• _Your goal_
Return each line of the data below verbatim; pictures are to be left out.

— START OF Stored records —

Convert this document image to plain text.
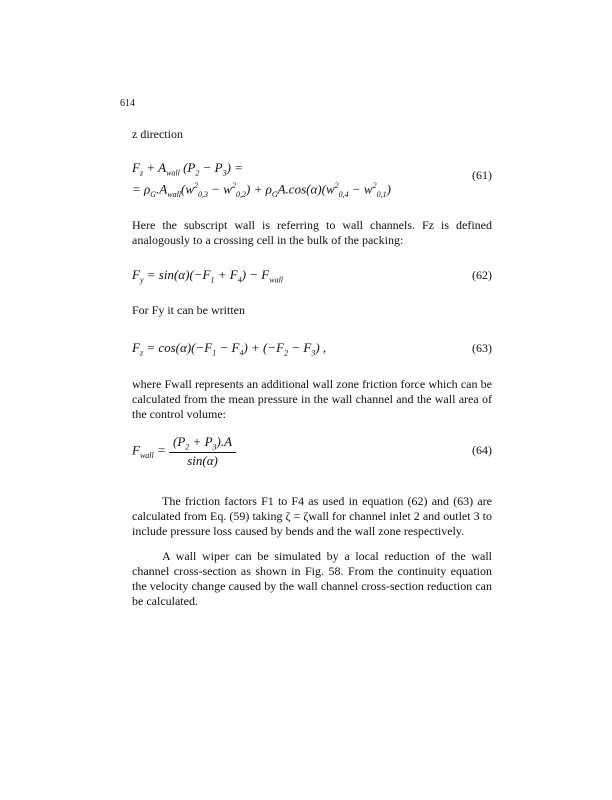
614
z direction
$F_z + A_{wall}$ $(P_2 - P_3)$ =
= $\rho_G.A_{wall}(w^2_{0,3} - w^2_{0,2}) + \rho_GA.\cos(\alpha)(w^2_{0,4} - w^2_{0,1})$
(61)
Here the subscript wall is referring to wall channels. Fz is defined analogously to a crossing cell in the bulk of the packing:
$F_y = \sin(\alpha)(-F_1 + F_4) - F_{wall}$	(62)
For Fy it can be written
$F_z = \cos(\alpha)(-F_1 - F_4) + (-F_2 - F_3)$ ,	(63)
where Fwall represents an additional wall zone friction force which can be calculated from the mean pressure in the wall channel and the wall area of the control volume:
$F_{wall} = \frac{(P_2 + P_3).A}{\sin(\alpha)}$	(64)
The friction factors F1 to F4 as used in equation (62) and (63) are calculated from Eq. (59) taking ζ = ζwall for channel inlet 2 and outlet 3 to include pressure loss caused by bends and the wall zone respectively.
A wall wiper can be simulated by a local reduction of the wall channel cross-section as shown in Fig. 58. From the continuity equation the velocity change caused by the wall channel cross-section reduction can be calculated.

— END OF Stored records —

• _Exercise output_
Convert this document image to plain text.
614
z direction
$F_z + A_{wall}$ $(P_2 - P_3)$ =
= $\rho_G.A_{wall}(w^2_{0,3} - w^2_{0,2}) + \rho_GA.\cos(\alpha)(w^2_{0,4} - w^2_{0,1})$
(61)
Here the subscript wall is referring to wall channels. Fz is defined analogously to a crossing cell in the bulk of the packing:
$F_y = \sin(\alpha)(-F_1 + F_4) - F_{wall}$	(62)
For Fy it can be written
$F_z = \cos(\alpha)(-F_1 - F_4) + (-F_2 - F_3)$ ,	(63)
where Fwall represents an additional wall zone friction force which can be calculated from the mean pressure in the wall channel and the wall area of the control volume:
$F_{wall} = \frac{(P_2 + P_3).A}{\sin(\alpha)}$	(64)
The friction factors F1 to F4 as used in equation (62) and (63) are calculated from Eq. (59) taking ζ = ζwall for channel inlet 2 and outlet 3 to include pressure loss caused by bends and the wall zone respectively.
A wall wiper can be simulated by a local reduction of the wall channel cross-section as shown in Fig. 58. From the continuity equation the velocity change caused by the wall channel cross-section reduction can be calculated.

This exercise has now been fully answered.